BEGIN Given data

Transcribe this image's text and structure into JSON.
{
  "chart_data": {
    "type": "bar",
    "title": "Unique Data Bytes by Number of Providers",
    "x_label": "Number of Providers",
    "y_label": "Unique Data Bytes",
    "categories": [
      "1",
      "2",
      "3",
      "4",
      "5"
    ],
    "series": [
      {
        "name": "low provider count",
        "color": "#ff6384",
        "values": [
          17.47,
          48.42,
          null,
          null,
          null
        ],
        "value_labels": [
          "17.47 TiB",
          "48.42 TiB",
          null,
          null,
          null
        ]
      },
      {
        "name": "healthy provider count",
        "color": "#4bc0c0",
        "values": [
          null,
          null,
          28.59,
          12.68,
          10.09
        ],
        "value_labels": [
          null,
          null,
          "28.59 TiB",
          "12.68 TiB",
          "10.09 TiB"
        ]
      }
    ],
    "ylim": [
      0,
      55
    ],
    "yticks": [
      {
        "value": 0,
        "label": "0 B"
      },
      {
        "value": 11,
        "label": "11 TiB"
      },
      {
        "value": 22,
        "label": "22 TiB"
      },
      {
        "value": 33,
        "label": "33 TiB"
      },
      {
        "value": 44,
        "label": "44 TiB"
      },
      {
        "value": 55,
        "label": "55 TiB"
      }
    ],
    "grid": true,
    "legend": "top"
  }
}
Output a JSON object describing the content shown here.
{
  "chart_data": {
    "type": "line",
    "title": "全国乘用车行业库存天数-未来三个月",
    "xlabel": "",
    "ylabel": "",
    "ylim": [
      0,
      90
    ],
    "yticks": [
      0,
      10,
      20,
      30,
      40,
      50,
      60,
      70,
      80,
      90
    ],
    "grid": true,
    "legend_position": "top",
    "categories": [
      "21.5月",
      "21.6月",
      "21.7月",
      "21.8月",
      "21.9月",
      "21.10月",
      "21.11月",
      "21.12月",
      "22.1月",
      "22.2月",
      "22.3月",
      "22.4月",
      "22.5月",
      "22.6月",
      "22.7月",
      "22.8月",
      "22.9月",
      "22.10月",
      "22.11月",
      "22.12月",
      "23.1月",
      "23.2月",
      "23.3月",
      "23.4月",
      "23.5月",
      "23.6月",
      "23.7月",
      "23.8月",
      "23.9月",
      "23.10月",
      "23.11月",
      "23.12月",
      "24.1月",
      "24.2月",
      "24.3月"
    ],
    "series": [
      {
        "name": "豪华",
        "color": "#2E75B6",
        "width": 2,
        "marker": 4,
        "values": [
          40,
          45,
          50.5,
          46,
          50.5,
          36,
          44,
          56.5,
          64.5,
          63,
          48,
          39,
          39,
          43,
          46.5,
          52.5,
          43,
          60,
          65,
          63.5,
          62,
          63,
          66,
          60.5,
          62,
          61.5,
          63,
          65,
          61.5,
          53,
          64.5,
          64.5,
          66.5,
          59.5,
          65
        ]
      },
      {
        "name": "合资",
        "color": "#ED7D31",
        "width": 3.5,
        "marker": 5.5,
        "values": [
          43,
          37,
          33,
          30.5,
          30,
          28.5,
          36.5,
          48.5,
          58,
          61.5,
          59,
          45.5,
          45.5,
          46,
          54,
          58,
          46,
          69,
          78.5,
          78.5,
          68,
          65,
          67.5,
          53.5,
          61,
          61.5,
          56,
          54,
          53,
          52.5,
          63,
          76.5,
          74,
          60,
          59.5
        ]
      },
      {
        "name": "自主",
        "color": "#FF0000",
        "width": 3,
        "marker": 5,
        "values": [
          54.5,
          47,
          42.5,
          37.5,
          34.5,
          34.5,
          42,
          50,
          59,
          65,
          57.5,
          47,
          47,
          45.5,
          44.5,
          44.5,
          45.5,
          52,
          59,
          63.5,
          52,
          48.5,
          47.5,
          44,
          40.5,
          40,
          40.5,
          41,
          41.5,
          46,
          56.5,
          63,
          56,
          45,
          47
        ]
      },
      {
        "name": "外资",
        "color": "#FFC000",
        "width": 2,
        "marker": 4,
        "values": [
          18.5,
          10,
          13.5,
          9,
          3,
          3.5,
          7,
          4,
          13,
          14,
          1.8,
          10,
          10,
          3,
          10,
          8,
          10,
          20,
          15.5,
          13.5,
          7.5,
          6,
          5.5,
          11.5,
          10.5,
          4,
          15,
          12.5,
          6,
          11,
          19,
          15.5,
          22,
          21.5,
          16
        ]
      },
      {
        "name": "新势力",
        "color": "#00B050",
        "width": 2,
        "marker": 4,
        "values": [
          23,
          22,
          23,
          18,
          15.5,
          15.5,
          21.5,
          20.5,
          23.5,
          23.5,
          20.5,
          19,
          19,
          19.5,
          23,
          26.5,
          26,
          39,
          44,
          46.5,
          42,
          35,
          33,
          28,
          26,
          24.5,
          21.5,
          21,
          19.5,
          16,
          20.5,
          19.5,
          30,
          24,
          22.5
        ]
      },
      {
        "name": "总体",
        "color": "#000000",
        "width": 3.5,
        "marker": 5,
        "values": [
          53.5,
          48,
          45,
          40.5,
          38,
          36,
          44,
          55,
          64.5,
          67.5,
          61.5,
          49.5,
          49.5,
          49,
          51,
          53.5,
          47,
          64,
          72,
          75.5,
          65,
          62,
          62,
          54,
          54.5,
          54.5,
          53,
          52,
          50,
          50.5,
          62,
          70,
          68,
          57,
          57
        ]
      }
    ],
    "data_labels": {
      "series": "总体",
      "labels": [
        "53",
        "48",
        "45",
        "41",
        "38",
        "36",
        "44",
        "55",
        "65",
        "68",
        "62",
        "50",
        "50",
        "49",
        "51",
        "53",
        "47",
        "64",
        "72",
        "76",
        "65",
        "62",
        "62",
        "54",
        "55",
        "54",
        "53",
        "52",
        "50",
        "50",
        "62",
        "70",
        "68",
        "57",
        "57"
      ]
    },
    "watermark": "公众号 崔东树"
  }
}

END Given data

# Goal
Give all of the entries again, word for word.

# Reply
Transcribe this image's text and structure into JSON.
{
  "chart_data": {
    "type": "bar",
    "title": "Unique Data Bytes by Number of Providers",
    "x_label": "Number of Providers",
    "y_label": "Unique Data Bytes",
    "categories": [
      "1",
      "2",
      "3",
      "4",
      "5"
    ],
    "series": [
      {
        "name": "low provider count",
        "color": "#ff6384",
        "values": [
          17.47,
          48.42,
          null,
          null,
          null
        ],
        "value_labels": [
          "17.47 TiB",
          "48.42 TiB",
          null,
          null,
          null
        ]
      },
      {
        "name": "healthy provider count",
        "color": "#4bc0c0",
        "values": [
          null,
          null,
          28.59,
          12.68,
          10.09
        ],
        "value_labels": [
          null,
          null,
          "28.59 TiB",
          "12.68 TiB",
          "10.09 TiB"
        ]
      }
    ],
    "ylim": [
      0,
      55
    ],
    "yticks": [
      {
        "value": 0,
        "label": "0 B"
      },
      {
        "value": 11,
        "label": "11 TiB"
      },
      {
        "value": 22,
        "label": "22 TiB"
      },
      {
        "value": 33,
        "label": "33 TiB"
      },
      {
        "value": 44,
        "label": "44 TiB"
      },
      {
        "value": 55,
        "label": "55 TiB"
      }
    ],
    "grid": true,
    "legend": "top"
  }
}
Output a JSON object describing the content shown here.
{
  "chart_data": {
    "type": "line",
    "title": "全国乘用车行业库存天数-未来三个月",
    "xlabel": "",
    "ylabel": "",
    "ylim": [
      0,
      90
    ],
    "yticks": [
      0,
      10,
      20,
      30,
      40,
      50,
      60,
      70,
      80,
      90
    ],
    "grid": true,
    "legend_position": "top",
    "categories": [
      "21.5月",
      "21.6月",
      "21.7月",
      "21.8月",
      "21.9月",
      "21.10月",
      "21.11月",
      "21.12月",
      "22.1月",
      "22.2月",
      "22.3月",
      "22.4月",
      "22.5月",
      "22.6月",
      "22.7月",
      "22.8月",
      "22.9月",
      "22.10月",
      "22.11月",
      "22.12月",
      "23.1月",
      "23.2月",
      "23.3月",
      "23.4月",
      "23.5月",
      "23.6月",
      "23.7月",
      "23.8月",
      "23.9月",
      "23.10月",
      "23.11月",
      "23.12月",
      "24.1月",
      "24.2月",
      "24.3月"
    ],
    "series": [
      {
        "name": "豪华",
        "color": "#2E75B6",
        "width": 2,
        "marker": 4,
        "values": [
          40,
          45,
          50.5,
          46,
          50.5,
          36,
          44,
          56.5,
          64.5,
          63,
          48,
          39,
          39,
          43,
          46.5,
          52.5,
          43,
          60,
          65,
          63.5,
          62,
          63,
          66,
          60.5,
          62,
          61.5,
          63,
          65,
          61.5,
          53,
          64.5,
          64.5,
          66.5,
          59.5,
          65
        ]
      },
      {
        "name": "合资",
        "color": "#ED7D31",
        "width": 3.5,
        "marker": 5.5,
        "values": [
          43,
          37,
          33,
          30.5,
          30,
          28.5,
          36.5,
          48.5,
          58,
          61.5,
          59,
          45.5,
          45.5,
          46,
          54,
          58,
          46,
          69,
          78.5,
          78.5,
          68,
          65,
          67.5,
          53.5,
          61,
          61.5,
          56,
          54,
          53,
          52.5,
          63,
          76.5,
          74,
          60,
          59.5
        ]
      },
      {
        "name": "自主",
        "color": "#FF0000",
        "width": 3,
        "marker": 5,
        "values": [
          54.5,
          47,
          42.5,
          37.5,
          34.5,
          34.5,
          42,
          50,
          59,
          65,
          57.5,
          47,
          47,
          45.5,
          44.5,
          44.5,
          45.5,
          52,
          59,
          63.5,
          52,
          48.5,
          47.5,
          44,
          40.5,
          40,
          40.5,
          41,
          41.5,
          46,
          56.5,
          63,
          56,
          45,
          47
        ]
      },
      {
        "name": "外资",
        "color": "#FFC000",
        "width": 2,
        "marker": 4,
        "values": [
          18.5,
          10,
          13.5,
          9,
          3,
          3.5,
          7,
          4,
          13,
          14,
          1.8,
          10,
          10,
          3,
          10,
          8,
          10,
          20,
          15.5,
          13.5,
          7.5,
          6,
          5.5,
          11.5,
          10.5,
          4,
          15,
          12.5,
          6,
          11,
          19,
          15.5,
          22,
          21.5,
          16
        ]
      },
      {
        "name": "新势力",
        "color": "#00B050",
        "width": 2,
        "marker": 4,
        "values": [
          23,
          22,
          23,
          18,
          15.5,
          15.5,
          21.5,
          20.5,
          23.5,
          23.5,
          20.5,
          19,
          19,
          19.5,
          23,
          26.5,
          26,
          39,
          44,
          46.5,
          42,
          35,
          33,
          28,
          26,
          24.5,
          21.5,
          21,
          19.5,
          16,
          20.5,
          19.5,
          30,
          24,
          22.5
        ]
      },
      {
        "name": "总体",
        "color": "#000000",
        "width": 3.5,
        "marker": 5,
        "values": [
          53.5,
          48,
          45,
          40.5,
          38,
          36,
          44,
          55,
          64.5,
          67.5,
          61.5,
          49.5,
          49.5,
          49,
          51,
          53.5,
          47,
          64,
          72,
          75.5,
          65,
          62,
          62,
          54,
          54.5,
          54.5,
          53,
          52,
          50,
          50.5,
          62,
          70,
          68,
          57,
          57
        ]
      }
    ],
    "data_labels": {
      "series": "总体",
      "labels": [
        "53",
        "48",
        "45",
        "41",
        "38",
        "36",
        "44",
        "55",
        "65",
        "68",
        "62",
        "50",
        "50",
        "49",
        "51",
        "53",
        "47",
        "64",
        "72",
        "76",
        "65",
        "62",
        "62",
        "54",
        "55",
        "54",
        "53",
        "52",
        "50",
        "50",
        "62",
        "70",
        "68",
        "57",
        "57"
      ]
    },
    "watermark": "公众号 崔东树"
  }
}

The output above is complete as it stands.